_Short exercise_
Provide the data again in its entirety, exactly as given.

_Dataset records_
#####

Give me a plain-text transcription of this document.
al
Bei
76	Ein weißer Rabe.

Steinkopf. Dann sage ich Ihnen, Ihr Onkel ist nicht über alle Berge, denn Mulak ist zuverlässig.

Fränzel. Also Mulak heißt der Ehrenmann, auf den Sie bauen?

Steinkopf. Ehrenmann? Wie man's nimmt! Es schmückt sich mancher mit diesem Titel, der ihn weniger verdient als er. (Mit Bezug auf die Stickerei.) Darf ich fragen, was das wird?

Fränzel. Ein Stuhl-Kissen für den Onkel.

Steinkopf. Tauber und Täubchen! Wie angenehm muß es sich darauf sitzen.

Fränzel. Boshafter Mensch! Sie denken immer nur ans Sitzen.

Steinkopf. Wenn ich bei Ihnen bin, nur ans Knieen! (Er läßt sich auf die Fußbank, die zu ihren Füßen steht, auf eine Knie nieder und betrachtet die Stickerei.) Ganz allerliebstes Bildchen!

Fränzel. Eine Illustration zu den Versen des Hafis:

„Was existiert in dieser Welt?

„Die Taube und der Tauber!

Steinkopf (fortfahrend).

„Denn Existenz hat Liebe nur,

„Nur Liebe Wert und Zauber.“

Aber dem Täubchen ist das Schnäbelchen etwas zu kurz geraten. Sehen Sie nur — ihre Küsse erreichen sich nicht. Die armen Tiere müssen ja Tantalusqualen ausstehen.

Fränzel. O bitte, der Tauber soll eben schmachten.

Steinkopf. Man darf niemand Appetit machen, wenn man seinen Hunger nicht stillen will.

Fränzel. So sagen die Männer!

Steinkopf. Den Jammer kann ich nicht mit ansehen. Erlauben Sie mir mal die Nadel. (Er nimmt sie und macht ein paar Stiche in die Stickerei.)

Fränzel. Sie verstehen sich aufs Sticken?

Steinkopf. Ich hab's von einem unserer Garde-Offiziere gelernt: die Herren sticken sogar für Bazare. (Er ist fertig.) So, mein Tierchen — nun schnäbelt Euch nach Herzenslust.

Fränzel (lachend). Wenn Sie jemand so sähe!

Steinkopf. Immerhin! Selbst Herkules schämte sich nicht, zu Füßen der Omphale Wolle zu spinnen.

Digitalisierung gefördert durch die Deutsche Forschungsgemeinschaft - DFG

#####

_Finished exercise_
Give me a plain-text transcription of this document.
al
Bei
76	Ein weißer Rabe.

Steinkopf. Dann sage ich Ihnen, Ihr Onkel ist nicht über alle Berge, denn Mulak ist zuverlässig.

Fränzel. Also Mulak heißt der Ehrenmann, auf den Sie bauen?

Steinkopf. Ehrenmann? Wie man's nimmt! Es schmückt sich mancher mit diesem Titel, der ihn weniger verdient als er. (Mit Bezug auf die Stickerei.) Darf ich fragen, was das wird?

Fränzel. Ein Stuhl-Kissen für den Onkel.

Steinkopf. Tauber und Täubchen! Wie angenehm muß es sich darauf sitzen.

Fränzel. Boshafter Mensch! Sie denken immer nur ans Sitzen.

Steinkopf. Wenn ich bei Ihnen bin, nur ans Knieen! (Er läßt sich auf die Fußbank, die zu ihren Füßen steht, auf eine Knie nieder und betrachtet die Stickerei.) Ganz allerliebstes Bildchen!

Fränzel. Eine Illustration zu den Versen des Hafis:

„Was existiert in dieser Welt?

„Die Taube und der Tauber!

Steinkopf (fortfahrend).

„Denn Existenz hat Liebe nur,

„Nur Liebe Wert und Zauber.“

Aber dem Täubchen ist das Schnäbelchen etwas zu kurz geraten. Sehen Sie nur — ihre Küsse erreichen sich nicht. Die armen Tiere müssen ja Tantalusqualen ausstehen.

Fränzel. O bitte, der Tauber soll eben schmachten.

Steinkopf. Man darf niemand Appetit machen, wenn man seinen Hunger nicht stillen will.

Fränzel. So sagen die Männer!

Steinkopf. Den Jammer kann ich nicht mit ansehen. Erlauben Sie mir mal die Nadel. (Er nimmt sie und macht ein paar Stiche in die Stickerei.)

Fränzel. Sie verstehen sich aufs Sticken?

Steinkopf. Ich hab's von einem unserer Garde-Offiziere gelernt: die Herren sticken sogar für Bazare. (Er ist fertig.) So, mein Tierchen — nun schnäbelt Euch nach Herzenslust.

Fränzel (lachend). Wenn Sie jemand so sähe!

Steinkopf. Immerhin! Selbst Herkules schämte sich nicht, zu Füßen der Omphale Wolle zu spinnen.

Digitalisierung gefördert durch die Deutsche Forschungsgemeinschaft - DFG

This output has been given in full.